━━ DATA SUPPLIED ━━

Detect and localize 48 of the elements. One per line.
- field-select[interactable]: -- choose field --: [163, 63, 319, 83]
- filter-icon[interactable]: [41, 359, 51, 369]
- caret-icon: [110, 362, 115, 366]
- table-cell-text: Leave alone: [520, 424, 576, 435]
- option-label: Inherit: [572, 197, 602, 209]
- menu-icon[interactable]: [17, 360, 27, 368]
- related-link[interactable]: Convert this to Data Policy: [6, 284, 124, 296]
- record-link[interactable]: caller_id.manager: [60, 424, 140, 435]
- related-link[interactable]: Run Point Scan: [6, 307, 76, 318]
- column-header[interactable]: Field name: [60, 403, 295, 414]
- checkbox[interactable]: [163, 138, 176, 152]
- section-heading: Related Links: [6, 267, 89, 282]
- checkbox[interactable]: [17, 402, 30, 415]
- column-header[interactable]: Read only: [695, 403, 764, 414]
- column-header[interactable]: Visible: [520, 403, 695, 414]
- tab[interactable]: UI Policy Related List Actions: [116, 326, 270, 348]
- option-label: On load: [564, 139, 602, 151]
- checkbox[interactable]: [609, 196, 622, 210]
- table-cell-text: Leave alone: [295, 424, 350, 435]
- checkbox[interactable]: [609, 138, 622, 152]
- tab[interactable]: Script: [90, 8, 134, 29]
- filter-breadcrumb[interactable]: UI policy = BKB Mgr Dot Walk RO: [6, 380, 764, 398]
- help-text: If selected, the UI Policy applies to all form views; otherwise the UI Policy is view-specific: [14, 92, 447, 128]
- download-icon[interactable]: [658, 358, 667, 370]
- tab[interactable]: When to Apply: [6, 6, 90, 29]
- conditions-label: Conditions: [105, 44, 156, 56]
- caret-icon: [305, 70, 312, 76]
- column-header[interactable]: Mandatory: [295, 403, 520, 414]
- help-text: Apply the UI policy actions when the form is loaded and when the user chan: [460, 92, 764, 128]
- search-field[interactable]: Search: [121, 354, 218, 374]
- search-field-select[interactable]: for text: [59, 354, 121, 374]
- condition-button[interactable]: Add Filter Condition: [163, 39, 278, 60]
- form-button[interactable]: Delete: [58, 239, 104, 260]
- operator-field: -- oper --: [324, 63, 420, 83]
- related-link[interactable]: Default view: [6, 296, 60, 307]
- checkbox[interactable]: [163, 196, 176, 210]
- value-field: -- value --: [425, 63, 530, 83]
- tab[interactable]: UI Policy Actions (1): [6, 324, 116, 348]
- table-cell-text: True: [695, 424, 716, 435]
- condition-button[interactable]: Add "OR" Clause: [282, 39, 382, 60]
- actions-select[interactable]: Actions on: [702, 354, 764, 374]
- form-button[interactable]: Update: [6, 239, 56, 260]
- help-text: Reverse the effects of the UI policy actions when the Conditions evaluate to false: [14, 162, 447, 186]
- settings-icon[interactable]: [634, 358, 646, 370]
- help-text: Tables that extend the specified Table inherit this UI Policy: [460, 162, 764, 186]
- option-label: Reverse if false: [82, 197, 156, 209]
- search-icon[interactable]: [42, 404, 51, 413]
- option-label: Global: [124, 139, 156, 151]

━━━

# REQUIREMENTS:
Copy all of the rows above verbatim, in their original order.

# WRITTEN SOLUTION:
Detect and localize 48 of the elements. One per line.
- field-select[interactable]: -- choose field --: [163, 63, 319, 83]
- filter-icon[interactable]: [41, 359, 51, 369]
- caret-icon: [110, 362, 115, 366]
- table-cell-text: Leave alone: [520, 424, 576, 435]
- option-label: Inherit: [572, 197, 602, 209]
- menu-icon[interactable]: [17, 360, 27, 368]
- related-link[interactable]: Convert this to Data Policy: [6, 284, 124, 296]
- record-link[interactable]: caller_id.manager: [60, 424, 140, 435]
- related-link[interactable]: Run Point Scan: [6, 307, 76, 318]
- column-header[interactable]: Field name: [60, 403, 295, 414]
- checkbox[interactable]: [163, 138, 176, 152]
- section-heading: Related Links: [6, 267, 89, 282]
- checkbox[interactable]: [17, 402, 30, 415]
- column-header[interactable]: Read only: [695, 403, 764, 414]
- column-header[interactable]: Visible: [520, 403, 695, 414]
- tab[interactable]: UI Policy Related List Actions: [116, 326, 270, 348]
- option-label: On load: [564, 139, 602, 151]
- checkbox[interactable]: [609, 196, 622, 210]
- table-cell-text: Leave alone: [295, 424, 350, 435]
- checkbox[interactable]: [609, 138, 622, 152]
- tab[interactable]: Script: [90, 8, 134, 29]
- filter-breadcrumb[interactable]: UI policy = BKB Mgr Dot Walk RO: [6, 380, 764, 398]
- help-text: If selected, the UI Policy applies to all form views; otherwise the UI Policy is view-specific: [14, 92, 447, 128]
- download-icon[interactable]: [658, 358, 667, 370]
- tab[interactable]: When to Apply: [6, 6, 90, 29]
- conditions-label: Conditions: [105, 44, 156, 56]
- caret-icon: [305, 70, 312, 76]
- column-header[interactable]: Mandatory: [295, 403, 520, 414]
- help-text: Apply the UI policy actions when the form is loaded and when the user chan: [460, 92, 764, 128]
- search-field[interactable]: Search: [121, 354, 218, 374]
- search-field-select[interactable]: for text: [59, 354, 121, 374]
- condition-button[interactable]: Add Filter Condition: [163, 39, 278, 60]
- form-button[interactable]: Delete: [58, 239, 104, 260]
- operator-field: -- oper --: [324, 63, 420, 83]
- related-link[interactable]: Default view: [6, 296, 60, 307]
- checkbox[interactable]: [163, 196, 176, 210]
- value-field: -- value --: [425, 63, 530, 83]
- tab[interactable]: UI Policy Actions (1): [6, 324, 116, 348]
- table-cell-text: True: [695, 424, 716, 435]
- condition-button[interactable]: Add "OR" Clause: [282, 39, 382, 60]
- actions-select[interactable]: Actions on: [702, 354, 764, 374]
- form-button[interactable]: Update: [6, 239, 56, 260]
- help-text: Reverse the effects of the UI policy actions when the Conditions evaluate to false: [14, 162, 447, 186]
- settings-icon[interactable]: [634, 358, 646, 370]
- help-text: Tables that extend the specified Table inherit this UI Policy: [460, 162, 764, 186]
- option-label: Reverse if false: [82, 197, 156, 209]
- search-icon[interactable]: [42, 404, 51, 413]
- option-label: Global: [124, 139, 156, 151]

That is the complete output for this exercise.